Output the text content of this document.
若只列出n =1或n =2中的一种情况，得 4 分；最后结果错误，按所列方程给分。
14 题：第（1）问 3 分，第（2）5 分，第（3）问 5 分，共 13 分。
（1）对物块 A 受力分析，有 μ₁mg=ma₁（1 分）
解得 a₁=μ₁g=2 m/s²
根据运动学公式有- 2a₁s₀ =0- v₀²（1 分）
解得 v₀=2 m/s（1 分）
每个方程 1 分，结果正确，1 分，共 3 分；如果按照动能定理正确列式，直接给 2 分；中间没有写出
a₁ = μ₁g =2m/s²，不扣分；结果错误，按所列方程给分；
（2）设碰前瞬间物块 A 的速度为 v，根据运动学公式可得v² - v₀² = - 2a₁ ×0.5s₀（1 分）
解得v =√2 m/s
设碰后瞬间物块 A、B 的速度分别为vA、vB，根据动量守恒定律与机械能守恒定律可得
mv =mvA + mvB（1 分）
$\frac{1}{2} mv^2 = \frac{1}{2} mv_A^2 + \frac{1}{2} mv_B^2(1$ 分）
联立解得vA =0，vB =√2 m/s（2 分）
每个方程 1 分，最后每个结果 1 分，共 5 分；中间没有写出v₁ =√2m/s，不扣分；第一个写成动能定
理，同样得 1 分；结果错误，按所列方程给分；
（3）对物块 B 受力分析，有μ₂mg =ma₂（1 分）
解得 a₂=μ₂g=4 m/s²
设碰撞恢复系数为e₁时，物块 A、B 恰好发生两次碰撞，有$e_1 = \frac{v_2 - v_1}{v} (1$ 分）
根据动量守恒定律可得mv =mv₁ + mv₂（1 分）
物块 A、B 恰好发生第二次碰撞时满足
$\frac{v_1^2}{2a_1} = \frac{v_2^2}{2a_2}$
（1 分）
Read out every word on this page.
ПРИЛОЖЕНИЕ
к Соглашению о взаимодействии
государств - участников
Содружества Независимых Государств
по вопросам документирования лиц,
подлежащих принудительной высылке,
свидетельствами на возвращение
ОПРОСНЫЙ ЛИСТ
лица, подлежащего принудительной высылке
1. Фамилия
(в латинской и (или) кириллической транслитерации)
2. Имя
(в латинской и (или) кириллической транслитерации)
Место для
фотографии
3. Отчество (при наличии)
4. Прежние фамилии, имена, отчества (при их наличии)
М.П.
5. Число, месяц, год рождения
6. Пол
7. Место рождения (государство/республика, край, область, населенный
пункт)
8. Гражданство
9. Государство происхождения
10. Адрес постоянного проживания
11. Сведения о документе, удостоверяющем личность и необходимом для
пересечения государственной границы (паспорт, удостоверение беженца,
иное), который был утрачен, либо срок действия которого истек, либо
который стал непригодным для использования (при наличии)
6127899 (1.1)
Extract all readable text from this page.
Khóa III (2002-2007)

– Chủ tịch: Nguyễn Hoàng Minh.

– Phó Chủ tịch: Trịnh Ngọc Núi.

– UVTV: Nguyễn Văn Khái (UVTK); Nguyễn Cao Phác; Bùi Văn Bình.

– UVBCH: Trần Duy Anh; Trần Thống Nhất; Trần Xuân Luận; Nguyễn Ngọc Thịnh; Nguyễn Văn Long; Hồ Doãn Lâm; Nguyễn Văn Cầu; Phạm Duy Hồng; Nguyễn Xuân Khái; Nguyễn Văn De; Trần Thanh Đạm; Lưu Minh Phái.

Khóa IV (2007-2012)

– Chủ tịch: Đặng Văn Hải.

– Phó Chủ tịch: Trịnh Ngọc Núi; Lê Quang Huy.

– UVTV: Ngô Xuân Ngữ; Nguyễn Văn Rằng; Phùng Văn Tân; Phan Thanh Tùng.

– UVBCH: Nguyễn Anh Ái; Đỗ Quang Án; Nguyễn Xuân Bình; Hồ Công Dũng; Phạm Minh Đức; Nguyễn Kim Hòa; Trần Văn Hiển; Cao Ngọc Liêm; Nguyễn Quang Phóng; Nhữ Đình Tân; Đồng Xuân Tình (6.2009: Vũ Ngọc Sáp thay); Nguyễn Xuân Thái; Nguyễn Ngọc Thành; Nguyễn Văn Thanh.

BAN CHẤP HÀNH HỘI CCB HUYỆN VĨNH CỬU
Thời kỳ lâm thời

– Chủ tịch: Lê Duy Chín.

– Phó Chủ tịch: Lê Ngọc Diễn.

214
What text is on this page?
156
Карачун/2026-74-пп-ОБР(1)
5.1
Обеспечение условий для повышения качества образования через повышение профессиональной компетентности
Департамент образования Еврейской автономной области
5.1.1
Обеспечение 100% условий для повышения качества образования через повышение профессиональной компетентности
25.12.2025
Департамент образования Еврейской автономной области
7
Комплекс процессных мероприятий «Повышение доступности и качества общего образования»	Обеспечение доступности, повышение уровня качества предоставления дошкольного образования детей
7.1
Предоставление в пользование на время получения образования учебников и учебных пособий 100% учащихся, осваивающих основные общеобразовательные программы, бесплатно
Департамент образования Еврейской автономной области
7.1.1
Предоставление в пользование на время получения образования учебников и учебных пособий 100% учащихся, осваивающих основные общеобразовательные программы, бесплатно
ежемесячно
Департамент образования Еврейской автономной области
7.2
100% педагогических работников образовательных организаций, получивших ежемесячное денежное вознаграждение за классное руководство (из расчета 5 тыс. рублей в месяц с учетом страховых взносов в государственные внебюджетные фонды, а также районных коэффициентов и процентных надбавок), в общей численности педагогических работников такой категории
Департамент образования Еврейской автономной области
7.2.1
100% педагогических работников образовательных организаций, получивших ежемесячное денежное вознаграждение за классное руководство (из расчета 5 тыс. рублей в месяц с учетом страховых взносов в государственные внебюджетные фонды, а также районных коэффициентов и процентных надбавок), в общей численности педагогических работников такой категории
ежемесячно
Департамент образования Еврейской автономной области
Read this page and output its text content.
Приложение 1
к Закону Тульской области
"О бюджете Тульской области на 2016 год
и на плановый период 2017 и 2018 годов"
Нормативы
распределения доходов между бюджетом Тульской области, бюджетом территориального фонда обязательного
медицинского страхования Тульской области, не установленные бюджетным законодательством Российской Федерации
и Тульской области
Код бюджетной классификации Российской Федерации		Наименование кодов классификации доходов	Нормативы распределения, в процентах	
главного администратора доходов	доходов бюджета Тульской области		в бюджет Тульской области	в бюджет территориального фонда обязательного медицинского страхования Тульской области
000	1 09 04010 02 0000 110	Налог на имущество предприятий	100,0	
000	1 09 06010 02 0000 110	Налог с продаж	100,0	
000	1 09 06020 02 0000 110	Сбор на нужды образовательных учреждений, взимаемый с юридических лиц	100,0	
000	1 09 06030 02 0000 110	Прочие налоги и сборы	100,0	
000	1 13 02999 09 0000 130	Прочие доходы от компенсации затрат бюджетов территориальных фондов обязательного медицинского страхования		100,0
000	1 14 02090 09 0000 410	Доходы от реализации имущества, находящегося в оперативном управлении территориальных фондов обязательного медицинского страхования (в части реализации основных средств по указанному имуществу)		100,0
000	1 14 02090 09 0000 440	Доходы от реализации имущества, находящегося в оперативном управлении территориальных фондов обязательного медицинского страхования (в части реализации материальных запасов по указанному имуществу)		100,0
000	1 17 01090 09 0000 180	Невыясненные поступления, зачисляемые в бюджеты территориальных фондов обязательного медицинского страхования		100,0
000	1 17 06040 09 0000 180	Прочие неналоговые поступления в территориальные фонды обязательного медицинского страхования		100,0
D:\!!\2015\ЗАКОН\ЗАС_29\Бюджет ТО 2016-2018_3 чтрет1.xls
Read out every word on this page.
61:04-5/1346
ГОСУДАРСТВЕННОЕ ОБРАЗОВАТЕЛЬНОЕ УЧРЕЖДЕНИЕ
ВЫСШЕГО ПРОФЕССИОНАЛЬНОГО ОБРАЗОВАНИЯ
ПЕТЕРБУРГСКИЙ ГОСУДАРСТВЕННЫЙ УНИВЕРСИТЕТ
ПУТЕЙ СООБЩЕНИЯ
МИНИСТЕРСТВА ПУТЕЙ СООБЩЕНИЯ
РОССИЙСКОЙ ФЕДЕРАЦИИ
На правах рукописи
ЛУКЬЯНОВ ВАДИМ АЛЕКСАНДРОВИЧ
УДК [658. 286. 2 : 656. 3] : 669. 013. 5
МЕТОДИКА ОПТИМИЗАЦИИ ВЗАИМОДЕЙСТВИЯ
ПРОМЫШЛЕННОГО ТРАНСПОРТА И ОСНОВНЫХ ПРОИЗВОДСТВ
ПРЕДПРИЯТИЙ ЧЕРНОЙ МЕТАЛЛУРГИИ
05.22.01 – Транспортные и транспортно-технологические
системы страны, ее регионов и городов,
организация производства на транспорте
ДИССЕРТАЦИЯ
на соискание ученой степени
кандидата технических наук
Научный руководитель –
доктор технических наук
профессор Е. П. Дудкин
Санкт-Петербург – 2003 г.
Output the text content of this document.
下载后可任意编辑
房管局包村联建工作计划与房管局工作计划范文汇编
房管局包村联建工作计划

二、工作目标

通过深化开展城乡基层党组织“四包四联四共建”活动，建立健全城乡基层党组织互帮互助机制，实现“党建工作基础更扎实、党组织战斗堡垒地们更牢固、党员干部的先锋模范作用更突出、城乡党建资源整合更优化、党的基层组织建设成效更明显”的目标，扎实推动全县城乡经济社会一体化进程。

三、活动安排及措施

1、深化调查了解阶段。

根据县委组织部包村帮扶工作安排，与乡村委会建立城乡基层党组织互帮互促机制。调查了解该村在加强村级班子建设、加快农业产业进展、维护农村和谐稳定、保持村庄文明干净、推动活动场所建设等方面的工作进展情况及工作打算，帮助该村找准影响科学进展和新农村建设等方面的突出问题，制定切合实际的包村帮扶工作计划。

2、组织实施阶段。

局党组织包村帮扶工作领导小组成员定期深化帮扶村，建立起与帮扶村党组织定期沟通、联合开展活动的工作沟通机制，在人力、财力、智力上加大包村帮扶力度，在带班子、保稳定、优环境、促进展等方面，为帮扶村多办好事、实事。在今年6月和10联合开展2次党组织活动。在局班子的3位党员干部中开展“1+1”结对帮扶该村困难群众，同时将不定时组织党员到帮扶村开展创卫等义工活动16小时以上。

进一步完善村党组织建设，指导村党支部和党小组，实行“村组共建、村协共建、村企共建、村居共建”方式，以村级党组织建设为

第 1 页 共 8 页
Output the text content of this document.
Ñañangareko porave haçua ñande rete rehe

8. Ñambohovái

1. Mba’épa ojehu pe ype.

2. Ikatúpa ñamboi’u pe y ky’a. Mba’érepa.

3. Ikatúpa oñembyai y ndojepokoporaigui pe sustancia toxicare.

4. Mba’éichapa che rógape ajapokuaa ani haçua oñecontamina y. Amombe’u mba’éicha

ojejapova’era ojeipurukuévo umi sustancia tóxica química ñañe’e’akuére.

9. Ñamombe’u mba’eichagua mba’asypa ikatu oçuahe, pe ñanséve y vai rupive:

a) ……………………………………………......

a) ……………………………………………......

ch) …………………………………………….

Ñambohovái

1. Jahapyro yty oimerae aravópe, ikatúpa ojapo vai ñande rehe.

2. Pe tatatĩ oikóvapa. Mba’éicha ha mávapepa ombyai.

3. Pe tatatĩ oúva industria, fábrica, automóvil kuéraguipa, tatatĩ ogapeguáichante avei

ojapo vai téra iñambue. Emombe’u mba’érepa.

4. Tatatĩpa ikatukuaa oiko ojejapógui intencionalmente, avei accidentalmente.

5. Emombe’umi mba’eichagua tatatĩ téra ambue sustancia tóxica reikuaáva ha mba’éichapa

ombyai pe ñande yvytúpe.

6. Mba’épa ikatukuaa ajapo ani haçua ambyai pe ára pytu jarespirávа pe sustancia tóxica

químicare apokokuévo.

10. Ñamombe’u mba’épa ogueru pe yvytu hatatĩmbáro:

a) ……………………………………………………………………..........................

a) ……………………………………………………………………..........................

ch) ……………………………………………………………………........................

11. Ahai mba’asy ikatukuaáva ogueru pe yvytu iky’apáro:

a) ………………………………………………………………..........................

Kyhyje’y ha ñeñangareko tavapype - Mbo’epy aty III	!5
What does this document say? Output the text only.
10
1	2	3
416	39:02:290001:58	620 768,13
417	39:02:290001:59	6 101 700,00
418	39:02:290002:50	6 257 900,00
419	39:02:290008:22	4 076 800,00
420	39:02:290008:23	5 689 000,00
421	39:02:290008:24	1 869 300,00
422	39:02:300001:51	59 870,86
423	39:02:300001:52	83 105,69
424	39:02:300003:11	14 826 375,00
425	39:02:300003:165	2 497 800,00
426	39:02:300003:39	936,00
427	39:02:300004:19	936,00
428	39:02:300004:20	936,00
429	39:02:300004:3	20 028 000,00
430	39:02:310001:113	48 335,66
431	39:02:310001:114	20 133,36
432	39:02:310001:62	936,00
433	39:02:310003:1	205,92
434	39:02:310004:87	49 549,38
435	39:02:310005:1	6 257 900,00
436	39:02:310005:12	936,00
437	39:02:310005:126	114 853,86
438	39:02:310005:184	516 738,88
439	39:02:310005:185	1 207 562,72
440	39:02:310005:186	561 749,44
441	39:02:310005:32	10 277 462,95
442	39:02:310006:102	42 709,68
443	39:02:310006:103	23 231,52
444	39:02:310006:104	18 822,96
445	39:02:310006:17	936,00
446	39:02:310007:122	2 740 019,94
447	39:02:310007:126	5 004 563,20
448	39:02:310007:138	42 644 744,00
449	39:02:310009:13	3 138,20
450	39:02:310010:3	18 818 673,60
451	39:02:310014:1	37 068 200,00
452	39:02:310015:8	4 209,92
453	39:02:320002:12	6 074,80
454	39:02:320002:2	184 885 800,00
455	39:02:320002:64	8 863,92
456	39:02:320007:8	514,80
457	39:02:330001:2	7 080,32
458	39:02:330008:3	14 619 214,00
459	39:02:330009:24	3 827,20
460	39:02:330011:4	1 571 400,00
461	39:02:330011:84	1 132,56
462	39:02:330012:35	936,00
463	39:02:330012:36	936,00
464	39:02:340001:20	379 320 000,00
---*---
• **Problem description**: Every line holding "Bình" should be copied out.

• **Correct result**:
– UVTV: Nguyễn Văn Khái (UVTK); Nguyễn Cao Phác; Bùi Văn Bình.
– UVBCH: Nguyễn Anh Ái; Đỗ Quang Án; Nguyễn Xuân Bình; Hồ Công Dũng; Phạm Minh Đức; Nguyễn Kim Hòa; Trần Văn Hiển; Cao Ngọc Liêm; Nguyễn Quang Phóng; Nhữ Đình Tân; Đồng Xuân Tình (6.2009: Vũ Ngọc Sáp thay); Nguyễn Xuân Thái; Nguyễn Ngọc Thành; Nguyễn Văn Thanh.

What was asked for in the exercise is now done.